PROBLEM STATEMENT: Check each line below for the word "Port" and give the number of lines that have it, nothing more.

(Saved entries)
Start

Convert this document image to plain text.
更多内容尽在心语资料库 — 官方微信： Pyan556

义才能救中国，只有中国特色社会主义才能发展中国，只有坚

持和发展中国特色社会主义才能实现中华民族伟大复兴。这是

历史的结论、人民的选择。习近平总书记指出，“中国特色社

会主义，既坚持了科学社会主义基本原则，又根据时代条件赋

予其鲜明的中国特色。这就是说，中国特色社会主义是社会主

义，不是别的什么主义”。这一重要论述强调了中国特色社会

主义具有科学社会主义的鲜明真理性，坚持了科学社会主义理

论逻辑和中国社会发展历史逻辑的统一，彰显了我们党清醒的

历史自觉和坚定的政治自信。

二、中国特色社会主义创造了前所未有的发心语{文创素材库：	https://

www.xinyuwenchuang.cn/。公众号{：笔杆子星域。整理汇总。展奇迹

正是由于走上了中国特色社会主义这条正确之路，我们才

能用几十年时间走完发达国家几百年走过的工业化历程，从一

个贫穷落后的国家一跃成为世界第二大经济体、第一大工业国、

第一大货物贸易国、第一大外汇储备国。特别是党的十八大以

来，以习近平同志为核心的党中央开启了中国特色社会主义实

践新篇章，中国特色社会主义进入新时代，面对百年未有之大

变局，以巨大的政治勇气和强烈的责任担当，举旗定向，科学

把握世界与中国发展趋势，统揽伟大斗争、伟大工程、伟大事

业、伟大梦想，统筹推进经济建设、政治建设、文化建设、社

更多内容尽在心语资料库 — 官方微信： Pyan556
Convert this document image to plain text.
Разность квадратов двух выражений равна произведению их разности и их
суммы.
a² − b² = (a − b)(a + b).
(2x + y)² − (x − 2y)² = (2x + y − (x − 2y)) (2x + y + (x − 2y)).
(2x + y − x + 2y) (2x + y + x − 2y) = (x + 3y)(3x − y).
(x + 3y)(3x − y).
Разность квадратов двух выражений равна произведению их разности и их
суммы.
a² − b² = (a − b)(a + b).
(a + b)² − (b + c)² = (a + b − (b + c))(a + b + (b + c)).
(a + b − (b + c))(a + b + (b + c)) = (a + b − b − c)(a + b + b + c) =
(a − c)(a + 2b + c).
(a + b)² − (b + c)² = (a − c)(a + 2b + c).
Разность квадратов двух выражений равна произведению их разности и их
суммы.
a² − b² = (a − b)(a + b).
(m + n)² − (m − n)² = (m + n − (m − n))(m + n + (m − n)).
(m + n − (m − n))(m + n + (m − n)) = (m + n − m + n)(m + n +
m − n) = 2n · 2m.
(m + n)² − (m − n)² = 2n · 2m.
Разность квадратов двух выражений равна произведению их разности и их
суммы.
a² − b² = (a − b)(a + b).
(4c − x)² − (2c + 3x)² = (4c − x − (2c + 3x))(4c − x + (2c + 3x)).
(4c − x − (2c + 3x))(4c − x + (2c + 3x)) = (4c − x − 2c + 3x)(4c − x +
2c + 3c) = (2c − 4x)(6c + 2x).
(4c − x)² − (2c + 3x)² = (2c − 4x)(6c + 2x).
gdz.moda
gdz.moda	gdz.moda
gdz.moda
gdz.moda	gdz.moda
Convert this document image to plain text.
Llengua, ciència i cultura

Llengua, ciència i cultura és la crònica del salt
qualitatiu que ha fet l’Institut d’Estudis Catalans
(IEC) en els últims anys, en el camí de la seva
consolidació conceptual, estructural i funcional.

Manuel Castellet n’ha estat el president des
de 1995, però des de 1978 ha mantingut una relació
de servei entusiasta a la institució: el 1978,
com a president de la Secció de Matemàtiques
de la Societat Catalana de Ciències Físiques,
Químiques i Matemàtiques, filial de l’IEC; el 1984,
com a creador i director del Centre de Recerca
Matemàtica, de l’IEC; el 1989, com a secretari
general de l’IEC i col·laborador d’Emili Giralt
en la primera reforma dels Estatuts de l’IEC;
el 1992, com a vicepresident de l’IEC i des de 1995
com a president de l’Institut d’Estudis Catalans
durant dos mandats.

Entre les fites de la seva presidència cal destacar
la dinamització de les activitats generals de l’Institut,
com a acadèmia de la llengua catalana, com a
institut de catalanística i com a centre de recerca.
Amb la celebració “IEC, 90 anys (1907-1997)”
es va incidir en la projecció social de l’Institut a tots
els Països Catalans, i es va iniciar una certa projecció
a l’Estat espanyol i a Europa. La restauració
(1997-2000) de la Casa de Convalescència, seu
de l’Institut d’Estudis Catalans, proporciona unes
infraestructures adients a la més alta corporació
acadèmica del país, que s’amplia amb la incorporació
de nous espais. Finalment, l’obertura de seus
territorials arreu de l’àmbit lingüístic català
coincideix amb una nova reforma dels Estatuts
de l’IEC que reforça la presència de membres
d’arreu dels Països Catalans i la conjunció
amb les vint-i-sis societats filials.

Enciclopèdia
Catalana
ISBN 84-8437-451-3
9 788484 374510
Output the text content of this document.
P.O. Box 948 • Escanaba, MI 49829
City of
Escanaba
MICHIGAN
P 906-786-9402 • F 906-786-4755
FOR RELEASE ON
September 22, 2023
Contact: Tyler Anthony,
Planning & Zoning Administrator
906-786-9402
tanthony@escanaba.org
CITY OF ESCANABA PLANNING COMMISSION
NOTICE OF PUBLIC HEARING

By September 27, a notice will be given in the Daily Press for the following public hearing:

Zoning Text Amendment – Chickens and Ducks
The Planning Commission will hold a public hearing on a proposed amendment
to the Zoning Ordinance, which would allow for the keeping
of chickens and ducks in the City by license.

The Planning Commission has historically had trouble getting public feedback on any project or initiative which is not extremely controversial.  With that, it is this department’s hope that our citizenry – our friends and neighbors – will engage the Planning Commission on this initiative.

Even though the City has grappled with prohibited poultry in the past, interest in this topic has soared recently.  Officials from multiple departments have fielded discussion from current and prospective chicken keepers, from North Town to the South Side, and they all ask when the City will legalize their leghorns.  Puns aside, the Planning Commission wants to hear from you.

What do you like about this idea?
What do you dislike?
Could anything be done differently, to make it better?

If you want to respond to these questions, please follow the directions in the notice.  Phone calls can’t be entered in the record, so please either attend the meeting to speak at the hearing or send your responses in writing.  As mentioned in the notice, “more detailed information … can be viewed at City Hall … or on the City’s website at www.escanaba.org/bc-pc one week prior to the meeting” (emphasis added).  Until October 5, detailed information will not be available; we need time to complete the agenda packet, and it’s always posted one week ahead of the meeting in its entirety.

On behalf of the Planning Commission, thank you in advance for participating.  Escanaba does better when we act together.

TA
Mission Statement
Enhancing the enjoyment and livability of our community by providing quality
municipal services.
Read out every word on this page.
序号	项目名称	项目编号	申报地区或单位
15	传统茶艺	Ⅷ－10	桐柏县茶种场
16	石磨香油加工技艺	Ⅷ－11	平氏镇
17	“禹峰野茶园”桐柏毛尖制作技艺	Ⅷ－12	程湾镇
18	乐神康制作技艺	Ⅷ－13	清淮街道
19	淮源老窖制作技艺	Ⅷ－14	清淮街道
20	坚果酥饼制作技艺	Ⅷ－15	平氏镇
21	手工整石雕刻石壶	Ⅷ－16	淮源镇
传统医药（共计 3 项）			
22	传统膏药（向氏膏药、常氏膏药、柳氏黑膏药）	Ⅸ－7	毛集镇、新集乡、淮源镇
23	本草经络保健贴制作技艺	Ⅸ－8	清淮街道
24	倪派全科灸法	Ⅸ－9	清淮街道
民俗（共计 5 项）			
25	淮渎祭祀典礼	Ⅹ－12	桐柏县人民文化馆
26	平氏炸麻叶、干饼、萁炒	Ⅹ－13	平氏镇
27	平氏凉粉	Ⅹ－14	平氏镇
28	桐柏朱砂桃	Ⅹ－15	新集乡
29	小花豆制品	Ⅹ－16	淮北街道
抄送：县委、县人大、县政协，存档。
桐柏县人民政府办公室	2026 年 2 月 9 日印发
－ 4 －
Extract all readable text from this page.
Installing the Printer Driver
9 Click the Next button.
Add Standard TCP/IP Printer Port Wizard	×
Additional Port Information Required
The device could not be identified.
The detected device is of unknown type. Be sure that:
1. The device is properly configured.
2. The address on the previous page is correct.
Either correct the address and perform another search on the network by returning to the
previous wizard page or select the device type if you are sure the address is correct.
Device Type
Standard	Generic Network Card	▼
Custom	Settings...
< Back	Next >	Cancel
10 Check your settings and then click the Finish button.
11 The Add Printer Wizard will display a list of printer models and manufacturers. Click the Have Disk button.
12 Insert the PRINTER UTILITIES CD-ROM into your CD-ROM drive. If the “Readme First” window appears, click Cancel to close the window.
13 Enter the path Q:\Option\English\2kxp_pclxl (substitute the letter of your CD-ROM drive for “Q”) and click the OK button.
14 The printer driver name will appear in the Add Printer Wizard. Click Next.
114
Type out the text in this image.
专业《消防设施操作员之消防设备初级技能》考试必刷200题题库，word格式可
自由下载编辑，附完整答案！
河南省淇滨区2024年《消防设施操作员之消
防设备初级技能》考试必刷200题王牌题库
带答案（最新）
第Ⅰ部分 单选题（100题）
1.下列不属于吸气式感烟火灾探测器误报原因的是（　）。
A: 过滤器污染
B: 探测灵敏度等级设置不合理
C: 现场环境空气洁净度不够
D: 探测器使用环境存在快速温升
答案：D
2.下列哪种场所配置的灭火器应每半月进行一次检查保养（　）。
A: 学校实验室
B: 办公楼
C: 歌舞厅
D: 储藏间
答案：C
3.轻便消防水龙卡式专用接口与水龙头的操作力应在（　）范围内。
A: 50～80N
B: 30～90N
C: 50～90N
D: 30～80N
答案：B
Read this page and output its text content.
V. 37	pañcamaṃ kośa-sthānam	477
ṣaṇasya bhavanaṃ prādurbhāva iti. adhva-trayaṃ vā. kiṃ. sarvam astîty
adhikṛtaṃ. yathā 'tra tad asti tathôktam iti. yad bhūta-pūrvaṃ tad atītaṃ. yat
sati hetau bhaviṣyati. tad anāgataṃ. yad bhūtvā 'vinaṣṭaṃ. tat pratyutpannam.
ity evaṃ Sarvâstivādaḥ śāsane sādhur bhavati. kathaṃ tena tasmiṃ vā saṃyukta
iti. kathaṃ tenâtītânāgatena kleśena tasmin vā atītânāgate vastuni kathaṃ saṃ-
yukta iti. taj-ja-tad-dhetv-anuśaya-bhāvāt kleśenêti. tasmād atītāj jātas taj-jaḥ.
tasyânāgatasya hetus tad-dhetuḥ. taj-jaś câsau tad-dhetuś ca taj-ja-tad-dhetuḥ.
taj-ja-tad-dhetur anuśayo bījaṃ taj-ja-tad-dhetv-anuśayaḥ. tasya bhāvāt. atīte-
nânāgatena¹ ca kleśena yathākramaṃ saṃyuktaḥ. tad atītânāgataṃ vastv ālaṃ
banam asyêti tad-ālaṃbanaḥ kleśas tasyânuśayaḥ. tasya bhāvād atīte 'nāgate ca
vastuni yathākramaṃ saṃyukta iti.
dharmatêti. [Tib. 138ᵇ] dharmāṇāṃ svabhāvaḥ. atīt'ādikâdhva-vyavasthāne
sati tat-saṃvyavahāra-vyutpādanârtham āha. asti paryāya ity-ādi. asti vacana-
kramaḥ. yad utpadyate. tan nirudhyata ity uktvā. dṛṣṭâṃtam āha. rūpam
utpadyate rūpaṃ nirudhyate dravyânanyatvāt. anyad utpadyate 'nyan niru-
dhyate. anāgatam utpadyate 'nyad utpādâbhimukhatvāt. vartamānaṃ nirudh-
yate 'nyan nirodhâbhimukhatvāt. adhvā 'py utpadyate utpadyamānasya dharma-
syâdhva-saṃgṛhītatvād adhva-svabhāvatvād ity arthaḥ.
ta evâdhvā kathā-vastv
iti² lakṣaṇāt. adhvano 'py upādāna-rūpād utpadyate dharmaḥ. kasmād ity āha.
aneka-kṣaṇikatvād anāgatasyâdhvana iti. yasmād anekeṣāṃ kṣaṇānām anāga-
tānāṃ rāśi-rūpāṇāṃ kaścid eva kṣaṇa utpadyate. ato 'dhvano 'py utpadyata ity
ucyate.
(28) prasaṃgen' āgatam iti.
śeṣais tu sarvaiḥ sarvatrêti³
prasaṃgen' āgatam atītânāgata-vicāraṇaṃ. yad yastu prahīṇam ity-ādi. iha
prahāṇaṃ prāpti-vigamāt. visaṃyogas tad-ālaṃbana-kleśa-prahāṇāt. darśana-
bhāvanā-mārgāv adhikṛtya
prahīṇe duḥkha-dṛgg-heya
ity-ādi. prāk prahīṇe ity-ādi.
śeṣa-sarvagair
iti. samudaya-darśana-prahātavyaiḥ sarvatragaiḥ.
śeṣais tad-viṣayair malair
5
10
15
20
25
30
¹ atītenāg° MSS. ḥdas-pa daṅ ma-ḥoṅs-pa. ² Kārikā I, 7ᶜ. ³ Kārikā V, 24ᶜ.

End

OUTPUT OF THE TASK: 2